[BEGIN Dataset content]

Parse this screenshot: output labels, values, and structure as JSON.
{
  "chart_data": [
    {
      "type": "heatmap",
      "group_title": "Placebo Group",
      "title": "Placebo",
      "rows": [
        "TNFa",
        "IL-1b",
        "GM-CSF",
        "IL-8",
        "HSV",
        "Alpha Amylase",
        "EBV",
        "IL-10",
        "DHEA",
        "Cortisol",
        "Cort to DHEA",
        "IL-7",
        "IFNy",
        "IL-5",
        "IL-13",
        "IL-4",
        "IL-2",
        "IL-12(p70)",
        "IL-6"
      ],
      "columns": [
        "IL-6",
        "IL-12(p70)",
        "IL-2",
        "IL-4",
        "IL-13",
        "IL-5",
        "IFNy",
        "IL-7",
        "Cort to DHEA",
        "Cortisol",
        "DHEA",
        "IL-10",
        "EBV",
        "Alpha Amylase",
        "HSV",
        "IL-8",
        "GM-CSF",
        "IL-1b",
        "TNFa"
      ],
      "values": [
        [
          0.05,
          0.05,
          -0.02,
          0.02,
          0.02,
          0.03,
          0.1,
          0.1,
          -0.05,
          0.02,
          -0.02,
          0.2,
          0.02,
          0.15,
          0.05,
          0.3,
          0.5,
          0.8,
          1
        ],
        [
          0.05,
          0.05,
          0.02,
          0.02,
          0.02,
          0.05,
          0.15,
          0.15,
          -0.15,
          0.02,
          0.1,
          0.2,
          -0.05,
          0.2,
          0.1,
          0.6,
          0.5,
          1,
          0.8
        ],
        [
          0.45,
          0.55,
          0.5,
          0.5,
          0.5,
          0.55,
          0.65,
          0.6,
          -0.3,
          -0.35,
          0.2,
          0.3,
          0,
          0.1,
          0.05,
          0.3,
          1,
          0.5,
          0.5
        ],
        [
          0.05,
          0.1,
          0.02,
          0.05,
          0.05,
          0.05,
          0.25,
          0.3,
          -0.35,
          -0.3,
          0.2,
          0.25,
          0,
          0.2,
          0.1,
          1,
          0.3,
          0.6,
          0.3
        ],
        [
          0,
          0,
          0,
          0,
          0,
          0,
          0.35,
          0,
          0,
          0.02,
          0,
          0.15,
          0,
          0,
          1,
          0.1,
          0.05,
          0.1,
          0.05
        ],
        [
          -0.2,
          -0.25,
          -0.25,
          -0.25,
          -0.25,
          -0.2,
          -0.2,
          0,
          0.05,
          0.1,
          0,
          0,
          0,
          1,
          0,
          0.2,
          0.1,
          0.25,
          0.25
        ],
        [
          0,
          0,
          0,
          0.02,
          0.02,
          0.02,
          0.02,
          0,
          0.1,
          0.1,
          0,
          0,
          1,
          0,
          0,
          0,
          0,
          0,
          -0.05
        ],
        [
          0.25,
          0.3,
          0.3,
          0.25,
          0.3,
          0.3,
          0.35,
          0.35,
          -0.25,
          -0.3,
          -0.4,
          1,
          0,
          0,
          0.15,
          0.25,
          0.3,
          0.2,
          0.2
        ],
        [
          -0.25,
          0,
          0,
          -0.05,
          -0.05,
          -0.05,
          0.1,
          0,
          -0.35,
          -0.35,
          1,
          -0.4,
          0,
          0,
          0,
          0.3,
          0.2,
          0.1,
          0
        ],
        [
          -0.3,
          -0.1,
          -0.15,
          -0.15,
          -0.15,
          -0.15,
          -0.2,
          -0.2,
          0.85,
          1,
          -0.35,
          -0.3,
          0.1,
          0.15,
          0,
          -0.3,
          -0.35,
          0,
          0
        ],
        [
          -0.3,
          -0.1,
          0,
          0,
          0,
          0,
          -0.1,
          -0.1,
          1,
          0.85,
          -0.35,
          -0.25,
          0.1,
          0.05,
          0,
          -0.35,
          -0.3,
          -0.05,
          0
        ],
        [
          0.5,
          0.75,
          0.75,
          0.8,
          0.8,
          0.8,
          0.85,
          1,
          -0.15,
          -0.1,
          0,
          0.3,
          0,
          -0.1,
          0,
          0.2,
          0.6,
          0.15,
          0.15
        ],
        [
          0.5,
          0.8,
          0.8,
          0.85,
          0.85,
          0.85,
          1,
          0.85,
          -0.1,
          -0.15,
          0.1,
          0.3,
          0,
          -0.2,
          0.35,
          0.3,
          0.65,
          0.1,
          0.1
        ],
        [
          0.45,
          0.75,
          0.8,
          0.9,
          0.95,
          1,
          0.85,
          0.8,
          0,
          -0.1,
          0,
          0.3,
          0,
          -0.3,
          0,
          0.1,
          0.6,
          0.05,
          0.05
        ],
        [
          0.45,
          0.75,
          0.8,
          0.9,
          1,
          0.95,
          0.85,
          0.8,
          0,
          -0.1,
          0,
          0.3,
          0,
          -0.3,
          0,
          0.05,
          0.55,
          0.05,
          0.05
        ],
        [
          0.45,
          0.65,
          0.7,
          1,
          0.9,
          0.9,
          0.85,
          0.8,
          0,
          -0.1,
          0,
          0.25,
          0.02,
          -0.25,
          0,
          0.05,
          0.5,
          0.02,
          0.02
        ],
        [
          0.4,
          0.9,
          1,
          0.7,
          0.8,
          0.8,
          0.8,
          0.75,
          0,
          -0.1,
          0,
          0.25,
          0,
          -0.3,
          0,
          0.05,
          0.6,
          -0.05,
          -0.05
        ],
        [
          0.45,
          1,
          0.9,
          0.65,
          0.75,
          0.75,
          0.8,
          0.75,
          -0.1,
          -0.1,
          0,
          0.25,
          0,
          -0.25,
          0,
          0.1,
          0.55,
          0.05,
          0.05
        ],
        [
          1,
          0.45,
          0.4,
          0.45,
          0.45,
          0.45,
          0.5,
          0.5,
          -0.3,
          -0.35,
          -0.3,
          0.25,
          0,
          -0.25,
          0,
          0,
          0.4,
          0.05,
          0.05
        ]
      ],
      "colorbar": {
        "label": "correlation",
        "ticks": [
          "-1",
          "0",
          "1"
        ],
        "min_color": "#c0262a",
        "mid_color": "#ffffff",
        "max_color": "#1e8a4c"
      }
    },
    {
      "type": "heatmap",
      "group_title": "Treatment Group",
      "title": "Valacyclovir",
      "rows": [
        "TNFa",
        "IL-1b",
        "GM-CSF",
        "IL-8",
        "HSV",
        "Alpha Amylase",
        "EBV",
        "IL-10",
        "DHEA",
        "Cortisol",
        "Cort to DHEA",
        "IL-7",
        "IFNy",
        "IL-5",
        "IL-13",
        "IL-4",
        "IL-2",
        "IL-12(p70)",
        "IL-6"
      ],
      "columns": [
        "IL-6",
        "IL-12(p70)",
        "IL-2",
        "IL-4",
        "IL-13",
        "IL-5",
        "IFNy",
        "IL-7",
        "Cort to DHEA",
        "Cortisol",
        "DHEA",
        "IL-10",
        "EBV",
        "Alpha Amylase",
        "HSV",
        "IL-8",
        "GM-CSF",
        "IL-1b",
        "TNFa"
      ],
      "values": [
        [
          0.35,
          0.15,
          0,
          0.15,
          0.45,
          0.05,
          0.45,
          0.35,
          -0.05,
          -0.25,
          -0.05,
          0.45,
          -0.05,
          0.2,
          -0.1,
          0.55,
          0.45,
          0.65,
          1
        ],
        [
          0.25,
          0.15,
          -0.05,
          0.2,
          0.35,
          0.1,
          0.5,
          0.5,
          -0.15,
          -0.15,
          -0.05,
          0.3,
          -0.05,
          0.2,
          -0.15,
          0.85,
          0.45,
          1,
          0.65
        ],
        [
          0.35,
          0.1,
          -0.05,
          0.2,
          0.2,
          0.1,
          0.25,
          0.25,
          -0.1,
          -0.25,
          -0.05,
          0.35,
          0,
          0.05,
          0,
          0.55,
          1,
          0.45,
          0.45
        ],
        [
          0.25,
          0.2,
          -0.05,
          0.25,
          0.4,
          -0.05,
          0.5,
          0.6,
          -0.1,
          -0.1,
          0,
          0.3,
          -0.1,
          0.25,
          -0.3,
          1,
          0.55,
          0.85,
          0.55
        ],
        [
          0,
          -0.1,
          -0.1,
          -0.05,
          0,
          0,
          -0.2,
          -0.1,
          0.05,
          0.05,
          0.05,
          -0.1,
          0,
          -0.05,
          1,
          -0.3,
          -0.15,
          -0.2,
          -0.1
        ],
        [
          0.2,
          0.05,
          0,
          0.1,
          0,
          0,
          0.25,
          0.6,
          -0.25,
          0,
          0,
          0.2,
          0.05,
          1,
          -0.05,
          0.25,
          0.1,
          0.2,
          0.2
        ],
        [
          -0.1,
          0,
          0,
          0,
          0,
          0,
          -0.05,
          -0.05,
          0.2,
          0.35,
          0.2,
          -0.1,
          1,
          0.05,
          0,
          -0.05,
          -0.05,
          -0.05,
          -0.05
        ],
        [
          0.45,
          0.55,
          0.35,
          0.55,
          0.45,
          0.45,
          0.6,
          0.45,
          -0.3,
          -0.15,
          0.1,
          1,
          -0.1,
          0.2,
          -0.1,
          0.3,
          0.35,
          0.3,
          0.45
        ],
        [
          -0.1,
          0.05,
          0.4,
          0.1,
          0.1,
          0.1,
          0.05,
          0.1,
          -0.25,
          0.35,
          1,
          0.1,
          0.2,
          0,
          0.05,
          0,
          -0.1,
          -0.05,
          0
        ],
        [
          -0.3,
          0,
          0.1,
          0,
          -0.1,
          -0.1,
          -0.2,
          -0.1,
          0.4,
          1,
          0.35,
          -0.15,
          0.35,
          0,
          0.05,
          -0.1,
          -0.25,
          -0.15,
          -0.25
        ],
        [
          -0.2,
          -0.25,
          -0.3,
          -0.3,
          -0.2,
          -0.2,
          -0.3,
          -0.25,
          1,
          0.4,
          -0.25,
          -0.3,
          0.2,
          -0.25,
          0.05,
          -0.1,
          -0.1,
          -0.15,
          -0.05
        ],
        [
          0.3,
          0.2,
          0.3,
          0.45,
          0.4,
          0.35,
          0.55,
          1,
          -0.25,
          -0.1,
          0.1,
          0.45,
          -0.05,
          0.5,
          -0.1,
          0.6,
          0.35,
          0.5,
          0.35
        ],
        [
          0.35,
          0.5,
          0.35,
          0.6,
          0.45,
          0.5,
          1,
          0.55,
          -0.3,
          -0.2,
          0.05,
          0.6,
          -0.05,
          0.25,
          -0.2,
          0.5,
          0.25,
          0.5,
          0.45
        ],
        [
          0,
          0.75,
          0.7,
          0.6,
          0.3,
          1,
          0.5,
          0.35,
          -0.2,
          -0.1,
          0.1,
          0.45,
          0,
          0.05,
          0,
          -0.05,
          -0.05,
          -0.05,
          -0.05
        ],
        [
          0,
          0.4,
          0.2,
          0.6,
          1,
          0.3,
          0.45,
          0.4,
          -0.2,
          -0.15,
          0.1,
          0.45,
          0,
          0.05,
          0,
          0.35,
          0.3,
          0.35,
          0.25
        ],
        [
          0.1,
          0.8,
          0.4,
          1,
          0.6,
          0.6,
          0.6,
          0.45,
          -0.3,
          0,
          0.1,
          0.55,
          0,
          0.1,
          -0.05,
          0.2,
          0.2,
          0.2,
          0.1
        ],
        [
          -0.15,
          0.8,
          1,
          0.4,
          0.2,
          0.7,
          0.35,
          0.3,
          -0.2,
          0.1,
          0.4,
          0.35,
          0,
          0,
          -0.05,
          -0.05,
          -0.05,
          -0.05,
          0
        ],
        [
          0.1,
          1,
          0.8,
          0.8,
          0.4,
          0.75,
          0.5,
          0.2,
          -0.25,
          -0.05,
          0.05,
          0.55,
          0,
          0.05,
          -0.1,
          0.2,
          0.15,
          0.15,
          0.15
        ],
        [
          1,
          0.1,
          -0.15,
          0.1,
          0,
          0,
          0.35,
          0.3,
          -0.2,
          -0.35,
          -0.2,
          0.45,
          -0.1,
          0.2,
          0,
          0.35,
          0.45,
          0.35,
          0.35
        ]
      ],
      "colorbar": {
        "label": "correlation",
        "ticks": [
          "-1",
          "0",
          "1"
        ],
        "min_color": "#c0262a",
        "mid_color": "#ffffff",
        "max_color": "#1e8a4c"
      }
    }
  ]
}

[END Dataset content]

What you should do:
How many lines in the listing above contain the string "Group"? Answer with the number only.

Result for this task:
2